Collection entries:
= = = = =
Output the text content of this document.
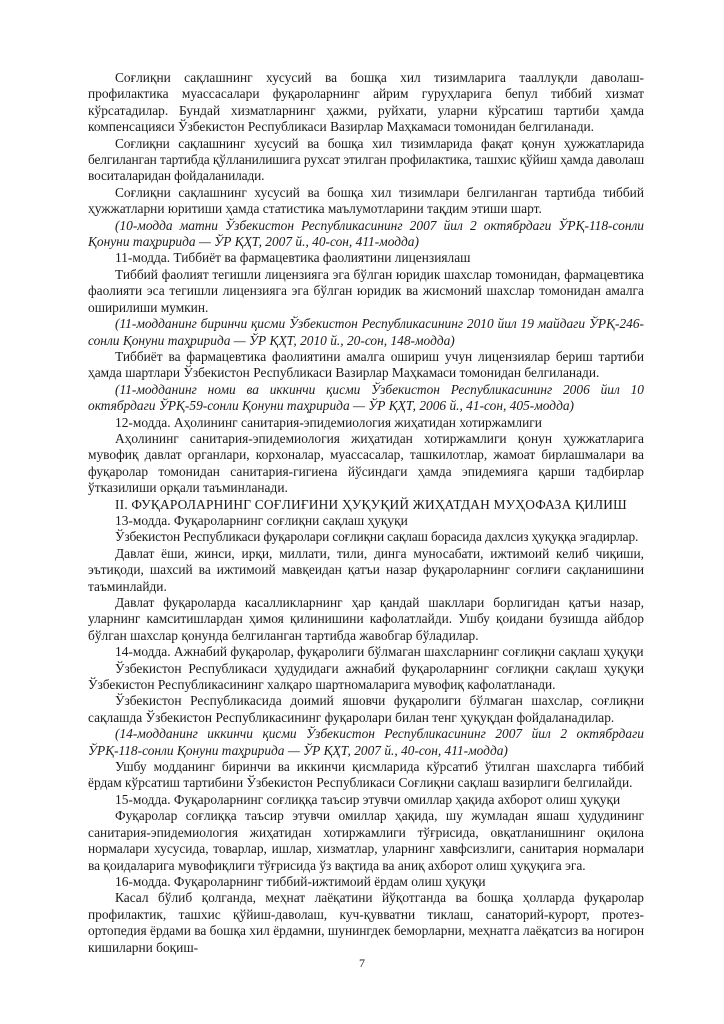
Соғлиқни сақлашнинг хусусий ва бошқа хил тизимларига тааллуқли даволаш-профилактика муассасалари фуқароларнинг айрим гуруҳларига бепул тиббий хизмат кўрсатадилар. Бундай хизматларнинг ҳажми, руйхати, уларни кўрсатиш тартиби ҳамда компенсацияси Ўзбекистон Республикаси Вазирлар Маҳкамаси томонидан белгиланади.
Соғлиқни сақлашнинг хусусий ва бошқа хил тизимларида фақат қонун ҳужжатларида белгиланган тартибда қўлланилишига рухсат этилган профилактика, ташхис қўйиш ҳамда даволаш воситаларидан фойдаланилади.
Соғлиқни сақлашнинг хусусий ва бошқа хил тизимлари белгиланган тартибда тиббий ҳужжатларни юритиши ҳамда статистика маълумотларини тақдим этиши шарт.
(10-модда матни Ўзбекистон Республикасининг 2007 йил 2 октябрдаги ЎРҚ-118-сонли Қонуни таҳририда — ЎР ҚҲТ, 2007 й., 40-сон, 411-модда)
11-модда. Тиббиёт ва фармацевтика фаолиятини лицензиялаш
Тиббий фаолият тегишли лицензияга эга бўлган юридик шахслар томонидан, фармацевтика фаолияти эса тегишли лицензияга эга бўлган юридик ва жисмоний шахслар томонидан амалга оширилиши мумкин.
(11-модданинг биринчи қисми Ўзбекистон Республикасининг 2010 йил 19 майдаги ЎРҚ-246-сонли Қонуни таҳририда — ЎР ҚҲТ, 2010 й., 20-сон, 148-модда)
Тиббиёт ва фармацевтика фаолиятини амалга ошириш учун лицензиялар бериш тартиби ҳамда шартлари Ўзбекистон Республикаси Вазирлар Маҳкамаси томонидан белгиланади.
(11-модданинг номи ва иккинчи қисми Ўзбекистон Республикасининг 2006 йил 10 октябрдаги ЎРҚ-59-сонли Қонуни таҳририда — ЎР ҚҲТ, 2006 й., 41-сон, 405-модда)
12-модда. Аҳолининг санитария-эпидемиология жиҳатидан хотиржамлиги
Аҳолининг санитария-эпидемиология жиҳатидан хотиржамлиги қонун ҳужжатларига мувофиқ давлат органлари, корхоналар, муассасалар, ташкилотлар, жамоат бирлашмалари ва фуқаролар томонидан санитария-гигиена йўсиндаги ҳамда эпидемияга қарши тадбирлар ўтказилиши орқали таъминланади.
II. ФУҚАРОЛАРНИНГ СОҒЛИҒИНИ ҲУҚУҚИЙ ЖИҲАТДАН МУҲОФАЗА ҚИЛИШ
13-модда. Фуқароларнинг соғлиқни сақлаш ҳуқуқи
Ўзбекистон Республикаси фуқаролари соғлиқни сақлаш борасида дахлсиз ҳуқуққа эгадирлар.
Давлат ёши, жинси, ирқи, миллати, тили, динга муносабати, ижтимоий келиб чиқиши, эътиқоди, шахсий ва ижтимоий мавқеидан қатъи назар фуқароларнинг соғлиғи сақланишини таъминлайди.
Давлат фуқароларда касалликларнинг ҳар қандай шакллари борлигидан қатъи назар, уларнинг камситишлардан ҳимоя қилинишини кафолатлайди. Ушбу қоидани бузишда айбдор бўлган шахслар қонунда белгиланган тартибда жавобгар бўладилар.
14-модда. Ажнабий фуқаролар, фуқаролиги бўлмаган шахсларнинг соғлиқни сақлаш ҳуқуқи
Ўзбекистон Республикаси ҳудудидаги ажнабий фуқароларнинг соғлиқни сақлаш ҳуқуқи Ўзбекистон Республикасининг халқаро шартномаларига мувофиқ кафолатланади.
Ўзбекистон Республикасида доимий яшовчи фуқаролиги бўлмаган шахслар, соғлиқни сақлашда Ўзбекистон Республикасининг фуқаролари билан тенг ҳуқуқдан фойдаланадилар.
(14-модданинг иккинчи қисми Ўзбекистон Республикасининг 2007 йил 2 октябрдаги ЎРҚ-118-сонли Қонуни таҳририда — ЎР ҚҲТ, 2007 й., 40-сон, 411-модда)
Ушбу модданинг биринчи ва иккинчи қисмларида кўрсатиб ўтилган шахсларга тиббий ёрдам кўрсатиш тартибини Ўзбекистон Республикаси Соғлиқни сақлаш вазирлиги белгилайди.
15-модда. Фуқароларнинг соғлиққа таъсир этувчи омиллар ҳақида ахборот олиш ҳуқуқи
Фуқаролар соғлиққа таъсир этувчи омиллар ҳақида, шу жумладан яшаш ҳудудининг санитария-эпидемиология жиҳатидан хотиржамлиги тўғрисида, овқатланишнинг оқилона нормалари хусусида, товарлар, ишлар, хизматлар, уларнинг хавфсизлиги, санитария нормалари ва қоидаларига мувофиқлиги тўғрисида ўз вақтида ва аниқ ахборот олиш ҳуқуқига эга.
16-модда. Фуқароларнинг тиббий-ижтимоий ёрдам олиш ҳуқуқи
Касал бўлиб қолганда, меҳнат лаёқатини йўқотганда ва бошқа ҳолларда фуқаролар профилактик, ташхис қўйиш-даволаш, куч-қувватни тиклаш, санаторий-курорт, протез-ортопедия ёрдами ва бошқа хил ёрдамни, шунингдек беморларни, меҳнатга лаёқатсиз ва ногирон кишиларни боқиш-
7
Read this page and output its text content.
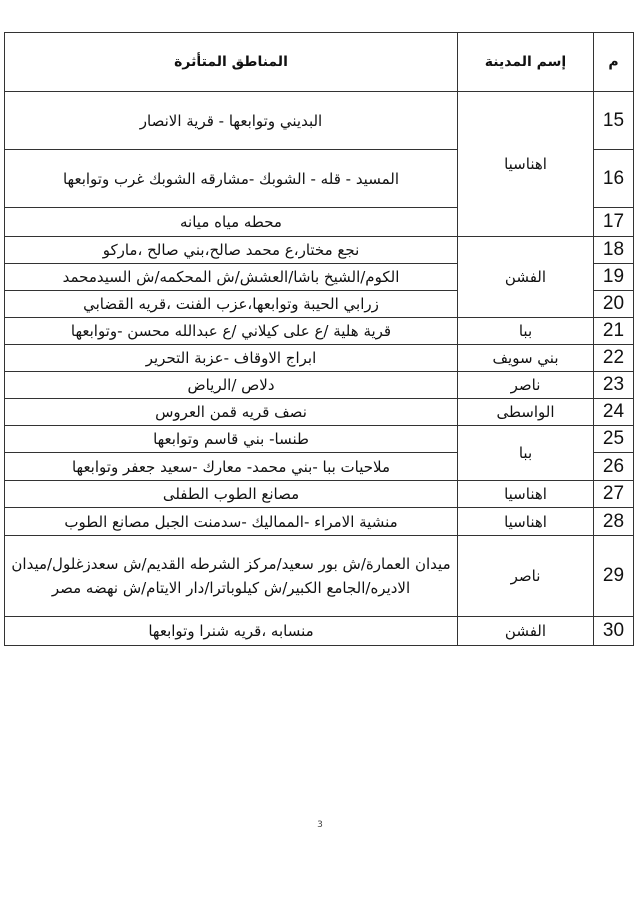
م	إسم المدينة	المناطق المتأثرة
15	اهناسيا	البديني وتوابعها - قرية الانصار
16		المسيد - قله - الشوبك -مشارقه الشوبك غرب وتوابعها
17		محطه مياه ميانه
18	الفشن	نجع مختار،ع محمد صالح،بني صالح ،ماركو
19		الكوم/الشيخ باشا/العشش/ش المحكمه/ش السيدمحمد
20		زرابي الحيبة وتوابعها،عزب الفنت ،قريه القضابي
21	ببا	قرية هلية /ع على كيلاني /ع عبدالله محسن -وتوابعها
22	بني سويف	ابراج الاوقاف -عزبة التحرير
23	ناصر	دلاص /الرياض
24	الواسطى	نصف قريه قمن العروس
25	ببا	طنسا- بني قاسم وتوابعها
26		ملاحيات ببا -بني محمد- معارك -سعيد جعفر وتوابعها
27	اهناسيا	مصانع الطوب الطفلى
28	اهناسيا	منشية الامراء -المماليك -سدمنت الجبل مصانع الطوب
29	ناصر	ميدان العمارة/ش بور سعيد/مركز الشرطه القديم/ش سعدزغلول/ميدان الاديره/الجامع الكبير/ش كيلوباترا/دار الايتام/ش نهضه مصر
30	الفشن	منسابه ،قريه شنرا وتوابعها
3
= = = = =
Objective: With the pictures left out, write out exactly the lines from the line containing "Read this page and output its text content." through the final line.

Solution to the problem:
Read this page and output its text content.
م	إسم المدينة	المناطق المتأثرة
15	اهناسيا	البديني وتوابعها - قرية الانصار
16		المسيد - قله - الشوبك -مشارقه الشوبك غرب وتوابعها
17		محطه مياه ميانه
18	الفشن	نجع مختار،ع محمد صالح،بني صالح ،ماركو
19		الكوم/الشيخ باشا/العشش/ش المحكمه/ش السيدمحمد
20		زرابي الحيبة وتوابعها،عزب الفنت ،قريه القضابي
21	ببا	قرية هلية /ع على كيلاني /ع عبدالله محسن -وتوابعها
22	بني سويف	ابراج الاوقاف -عزبة التحرير
23	ناصر	دلاص /الرياض
24	الواسطى	نصف قريه قمن العروس
25	ببا	طنسا- بني قاسم وتوابعها
26		ملاحيات ببا -بني محمد- معارك -سعيد جعفر وتوابعها
27	اهناسيا	مصانع الطوب الطفلى
28	اهناسيا	منشية الامراء -المماليك -سدمنت الجبل مصانع الطوب
29	ناصر	ميدان العمارة/ش بور سعيد/مركز الشرطه القديم/ش سعدزغلول/ميدان الاديره/الجامع الكبير/ش كيلوباترا/دار الايتام/ش نهضه مصر
30	الفشن	منسابه ،قريه شنرا وتوابعها
3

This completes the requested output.